SHORT PROBLEM:
Only lines with the string "name" matter here; gather them from the material below.

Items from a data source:
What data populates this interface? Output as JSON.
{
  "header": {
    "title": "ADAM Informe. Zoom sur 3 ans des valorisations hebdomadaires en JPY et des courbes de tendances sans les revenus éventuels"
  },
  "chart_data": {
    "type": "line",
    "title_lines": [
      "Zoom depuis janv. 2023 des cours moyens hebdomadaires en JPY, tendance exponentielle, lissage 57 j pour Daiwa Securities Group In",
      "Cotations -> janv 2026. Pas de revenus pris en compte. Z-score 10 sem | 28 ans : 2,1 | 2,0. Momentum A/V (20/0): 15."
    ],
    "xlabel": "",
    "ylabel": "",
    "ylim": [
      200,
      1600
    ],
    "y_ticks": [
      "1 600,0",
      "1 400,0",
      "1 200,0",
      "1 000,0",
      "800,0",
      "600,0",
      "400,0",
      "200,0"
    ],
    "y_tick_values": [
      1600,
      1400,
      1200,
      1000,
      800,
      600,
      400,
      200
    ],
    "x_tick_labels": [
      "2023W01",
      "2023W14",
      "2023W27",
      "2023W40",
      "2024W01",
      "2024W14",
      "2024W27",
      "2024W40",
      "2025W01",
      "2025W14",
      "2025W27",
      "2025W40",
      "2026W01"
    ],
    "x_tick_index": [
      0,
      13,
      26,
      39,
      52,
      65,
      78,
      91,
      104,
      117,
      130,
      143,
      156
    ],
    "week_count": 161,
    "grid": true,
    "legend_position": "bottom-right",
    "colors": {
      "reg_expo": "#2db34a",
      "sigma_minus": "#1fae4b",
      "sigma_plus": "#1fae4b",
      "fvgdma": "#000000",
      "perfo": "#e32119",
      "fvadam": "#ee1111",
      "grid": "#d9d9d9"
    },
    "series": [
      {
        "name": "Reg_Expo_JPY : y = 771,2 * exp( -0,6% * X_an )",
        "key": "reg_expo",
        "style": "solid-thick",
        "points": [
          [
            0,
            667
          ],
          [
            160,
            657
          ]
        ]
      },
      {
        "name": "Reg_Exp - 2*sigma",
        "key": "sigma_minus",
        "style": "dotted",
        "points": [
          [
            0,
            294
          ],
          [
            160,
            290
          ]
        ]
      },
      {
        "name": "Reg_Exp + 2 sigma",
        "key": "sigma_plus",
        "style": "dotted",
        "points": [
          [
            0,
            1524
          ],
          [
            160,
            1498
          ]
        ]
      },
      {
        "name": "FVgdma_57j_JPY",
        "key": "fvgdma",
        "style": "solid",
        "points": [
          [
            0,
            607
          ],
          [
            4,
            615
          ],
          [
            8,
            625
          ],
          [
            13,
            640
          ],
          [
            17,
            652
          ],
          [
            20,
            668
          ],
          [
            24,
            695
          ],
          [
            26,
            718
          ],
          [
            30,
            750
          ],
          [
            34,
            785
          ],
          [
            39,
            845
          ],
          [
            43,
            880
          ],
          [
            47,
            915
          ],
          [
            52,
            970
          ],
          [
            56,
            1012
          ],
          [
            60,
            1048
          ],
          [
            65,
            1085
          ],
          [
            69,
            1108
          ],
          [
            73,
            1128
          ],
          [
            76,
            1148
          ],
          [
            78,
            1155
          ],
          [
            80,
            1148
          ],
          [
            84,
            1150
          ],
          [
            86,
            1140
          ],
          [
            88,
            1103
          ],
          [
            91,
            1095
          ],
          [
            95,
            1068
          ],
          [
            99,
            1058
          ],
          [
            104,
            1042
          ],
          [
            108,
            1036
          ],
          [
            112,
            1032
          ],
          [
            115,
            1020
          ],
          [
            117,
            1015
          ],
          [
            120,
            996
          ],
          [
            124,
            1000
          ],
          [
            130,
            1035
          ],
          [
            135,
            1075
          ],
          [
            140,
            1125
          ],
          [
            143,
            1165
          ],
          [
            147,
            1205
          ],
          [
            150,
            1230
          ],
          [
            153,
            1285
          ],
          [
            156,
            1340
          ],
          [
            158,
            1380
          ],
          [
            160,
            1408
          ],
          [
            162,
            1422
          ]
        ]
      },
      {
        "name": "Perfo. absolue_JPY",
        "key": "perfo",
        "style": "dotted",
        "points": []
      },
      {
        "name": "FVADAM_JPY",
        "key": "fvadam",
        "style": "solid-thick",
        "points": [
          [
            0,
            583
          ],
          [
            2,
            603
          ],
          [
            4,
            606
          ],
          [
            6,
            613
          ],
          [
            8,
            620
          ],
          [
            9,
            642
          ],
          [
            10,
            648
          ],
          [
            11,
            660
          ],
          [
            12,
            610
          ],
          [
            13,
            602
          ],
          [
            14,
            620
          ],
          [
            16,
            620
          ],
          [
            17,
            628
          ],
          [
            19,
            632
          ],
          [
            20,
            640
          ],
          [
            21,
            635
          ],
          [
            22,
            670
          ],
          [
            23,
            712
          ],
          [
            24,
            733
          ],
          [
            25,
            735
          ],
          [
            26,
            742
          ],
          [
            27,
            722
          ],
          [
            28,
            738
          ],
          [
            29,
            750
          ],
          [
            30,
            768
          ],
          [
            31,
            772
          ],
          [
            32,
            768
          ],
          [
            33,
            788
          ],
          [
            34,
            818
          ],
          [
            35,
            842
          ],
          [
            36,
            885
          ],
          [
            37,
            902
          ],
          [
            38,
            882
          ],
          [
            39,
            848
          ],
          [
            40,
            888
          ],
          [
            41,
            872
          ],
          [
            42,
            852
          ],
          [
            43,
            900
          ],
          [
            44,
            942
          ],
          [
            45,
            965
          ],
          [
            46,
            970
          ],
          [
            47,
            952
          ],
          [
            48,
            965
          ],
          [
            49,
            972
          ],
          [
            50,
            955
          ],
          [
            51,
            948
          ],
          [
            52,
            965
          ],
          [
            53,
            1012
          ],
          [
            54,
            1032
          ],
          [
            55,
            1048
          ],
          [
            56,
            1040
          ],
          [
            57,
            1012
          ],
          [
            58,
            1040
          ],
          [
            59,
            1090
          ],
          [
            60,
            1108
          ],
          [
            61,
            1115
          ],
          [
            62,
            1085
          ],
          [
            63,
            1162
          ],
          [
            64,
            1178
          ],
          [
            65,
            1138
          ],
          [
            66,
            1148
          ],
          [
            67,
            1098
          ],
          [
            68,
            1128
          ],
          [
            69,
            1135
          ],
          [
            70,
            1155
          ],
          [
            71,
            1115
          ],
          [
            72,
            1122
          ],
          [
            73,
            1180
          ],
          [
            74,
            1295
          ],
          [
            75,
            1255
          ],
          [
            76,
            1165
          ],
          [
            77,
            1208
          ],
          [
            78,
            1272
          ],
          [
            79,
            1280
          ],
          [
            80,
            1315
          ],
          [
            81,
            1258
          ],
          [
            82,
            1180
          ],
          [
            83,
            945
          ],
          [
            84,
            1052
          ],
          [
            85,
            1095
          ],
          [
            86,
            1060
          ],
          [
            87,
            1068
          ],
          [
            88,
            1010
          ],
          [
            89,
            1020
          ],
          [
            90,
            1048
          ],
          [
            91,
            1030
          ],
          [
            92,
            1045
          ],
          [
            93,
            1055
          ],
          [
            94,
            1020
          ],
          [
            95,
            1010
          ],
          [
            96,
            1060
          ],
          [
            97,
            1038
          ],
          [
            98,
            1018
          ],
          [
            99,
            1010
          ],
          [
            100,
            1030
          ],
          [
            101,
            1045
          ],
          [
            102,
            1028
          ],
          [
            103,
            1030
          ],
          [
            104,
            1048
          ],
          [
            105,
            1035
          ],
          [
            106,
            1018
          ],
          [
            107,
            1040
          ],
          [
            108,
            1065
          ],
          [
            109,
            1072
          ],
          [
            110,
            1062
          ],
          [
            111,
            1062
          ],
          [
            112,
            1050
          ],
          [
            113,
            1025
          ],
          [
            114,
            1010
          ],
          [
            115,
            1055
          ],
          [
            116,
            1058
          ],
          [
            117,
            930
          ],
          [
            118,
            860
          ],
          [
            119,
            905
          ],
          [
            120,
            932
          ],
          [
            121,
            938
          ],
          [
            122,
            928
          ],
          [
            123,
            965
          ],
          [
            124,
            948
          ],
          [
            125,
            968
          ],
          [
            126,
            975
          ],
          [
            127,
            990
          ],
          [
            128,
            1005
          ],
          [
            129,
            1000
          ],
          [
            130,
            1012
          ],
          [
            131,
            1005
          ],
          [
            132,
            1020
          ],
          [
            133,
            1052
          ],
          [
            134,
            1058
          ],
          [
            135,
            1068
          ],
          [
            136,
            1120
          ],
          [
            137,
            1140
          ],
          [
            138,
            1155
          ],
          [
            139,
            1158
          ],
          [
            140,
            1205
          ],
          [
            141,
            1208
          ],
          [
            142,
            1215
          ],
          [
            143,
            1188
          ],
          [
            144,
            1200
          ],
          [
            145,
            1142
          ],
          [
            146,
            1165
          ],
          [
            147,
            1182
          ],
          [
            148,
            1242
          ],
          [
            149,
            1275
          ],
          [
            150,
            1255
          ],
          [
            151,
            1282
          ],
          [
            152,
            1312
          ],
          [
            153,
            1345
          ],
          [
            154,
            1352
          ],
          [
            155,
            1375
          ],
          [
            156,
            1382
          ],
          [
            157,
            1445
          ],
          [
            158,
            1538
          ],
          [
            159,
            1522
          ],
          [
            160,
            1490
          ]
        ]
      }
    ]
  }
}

SOLUTION TO THIS PROBLEM:
        "name": "Reg_Expo_JPY : y = 771,2 * exp( -0,6% * X_an )",
        "name": "Reg_Exp - 2*sigma",
        "name": "Reg_Exp + 2 sigma",
        "name": "FVgdma_57j_JPY",
        "name": "Perfo. absolue_JPY",
        "name": "FVADAM_JPY",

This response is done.